* Written instruction *
Every entry must be duplicated precisely as written.

* Dataset rows *
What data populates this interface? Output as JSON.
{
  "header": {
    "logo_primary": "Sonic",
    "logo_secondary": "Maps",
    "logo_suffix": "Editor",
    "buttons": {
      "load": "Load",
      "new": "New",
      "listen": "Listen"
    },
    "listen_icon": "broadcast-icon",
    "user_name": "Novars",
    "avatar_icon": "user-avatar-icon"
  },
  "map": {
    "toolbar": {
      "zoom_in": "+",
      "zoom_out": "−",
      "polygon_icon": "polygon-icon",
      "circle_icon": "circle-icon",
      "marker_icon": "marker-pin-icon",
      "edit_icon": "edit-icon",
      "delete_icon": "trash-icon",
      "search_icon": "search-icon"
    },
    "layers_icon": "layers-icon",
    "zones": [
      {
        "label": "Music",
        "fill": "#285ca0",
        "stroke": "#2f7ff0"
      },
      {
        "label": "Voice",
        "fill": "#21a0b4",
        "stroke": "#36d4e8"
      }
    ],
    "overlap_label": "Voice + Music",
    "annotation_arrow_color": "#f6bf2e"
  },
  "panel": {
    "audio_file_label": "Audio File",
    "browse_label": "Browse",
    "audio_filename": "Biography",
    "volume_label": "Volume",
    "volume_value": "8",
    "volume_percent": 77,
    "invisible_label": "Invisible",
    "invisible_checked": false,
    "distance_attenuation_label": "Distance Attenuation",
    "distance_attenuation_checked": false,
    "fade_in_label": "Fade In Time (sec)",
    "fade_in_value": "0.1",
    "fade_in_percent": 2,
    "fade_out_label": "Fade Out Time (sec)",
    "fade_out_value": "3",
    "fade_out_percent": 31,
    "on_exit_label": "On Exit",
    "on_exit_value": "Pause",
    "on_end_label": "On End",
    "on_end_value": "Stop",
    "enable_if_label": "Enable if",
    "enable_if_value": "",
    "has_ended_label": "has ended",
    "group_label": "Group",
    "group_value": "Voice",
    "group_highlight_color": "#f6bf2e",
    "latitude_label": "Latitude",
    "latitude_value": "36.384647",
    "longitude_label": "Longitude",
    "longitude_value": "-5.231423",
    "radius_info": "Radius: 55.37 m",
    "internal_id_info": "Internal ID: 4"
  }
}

* Reply *
What data populates this interface? Output as JSON.
{
  "header": {
    "logo_primary": "Sonic",
    "logo_secondary": "Maps",
    "logo_suffix": "Editor",
    "buttons": {
      "load": "Load",
      "new": "New",
      "listen": "Listen"
    },
    "listen_icon": "broadcast-icon",
    "user_name": "Novars",
    "avatar_icon": "user-avatar-icon"
  },
  "map": {
    "toolbar": {
      "zoom_in": "+",
      "zoom_out": "−",
      "polygon_icon": "polygon-icon",
      "circle_icon": "circle-icon",
      "marker_icon": "marker-pin-icon",
      "edit_icon": "edit-icon",
      "delete_icon": "trash-icon",
      "search_icon": "search-icon"
    },
    "layers_icon": "layers-icon",
    "zones": [
      {
        "label": "Music",
        "fill": "#285ca0",
        "stroke": "#2f7ff0"
      },
      {
        "label": "Voice",
        "fill": "#21a0b4",
        "stroke": "#36d4e8"
      }
    ],
    "overlap_label": "Voice + Music",
    "annotation_arrow_color": "#f6bf2e"
  },
  "panel": {
    "audio_file_label": "Audio File",
    "browse_label": "Browse",
    "audio_filename": "Biography",
    "volume_label": "Volume",
    "volume_value": "8",
    "volume_percent": 77,
    "invisible_label": "Invisible",
    "invisible_checked": false,
    "distance_attenuation_label": "Distance Attenuation",
    "distance_attenuation_checked": false,
    "fade_in_label": "Fade In Time (sec)",
    "fade_in_value": "0.1",
    "fade_in_percent": 2,
    "fade_out_label": "Fade Out Time (sec)",
    "fade_out_value": "3",
    "fade_out_percent": 31,
    "on_exit_label": "On Exit",
    "on_exit_value": "Pause",
    "on_end_label": "On End",
    "on_end_value": "Stop",
    "enable_if_label": "Enable if",
    "enable_if_value": "",
    "has_ended_label": "has ended",
    "group_label": "Group",
    "group_value": "Voice",
    "group_highlight_color": "#f6bf2e",
    "latitude_label": "Latitude",
    "latitude_value": "36.384647",
    "longitude_label": "Longitude",
    "longitude_value": "-5.231423",
    "radius_info": "Radius: 55.37 m",
    "internal_id_info": "Internal ID: 4"
  }
}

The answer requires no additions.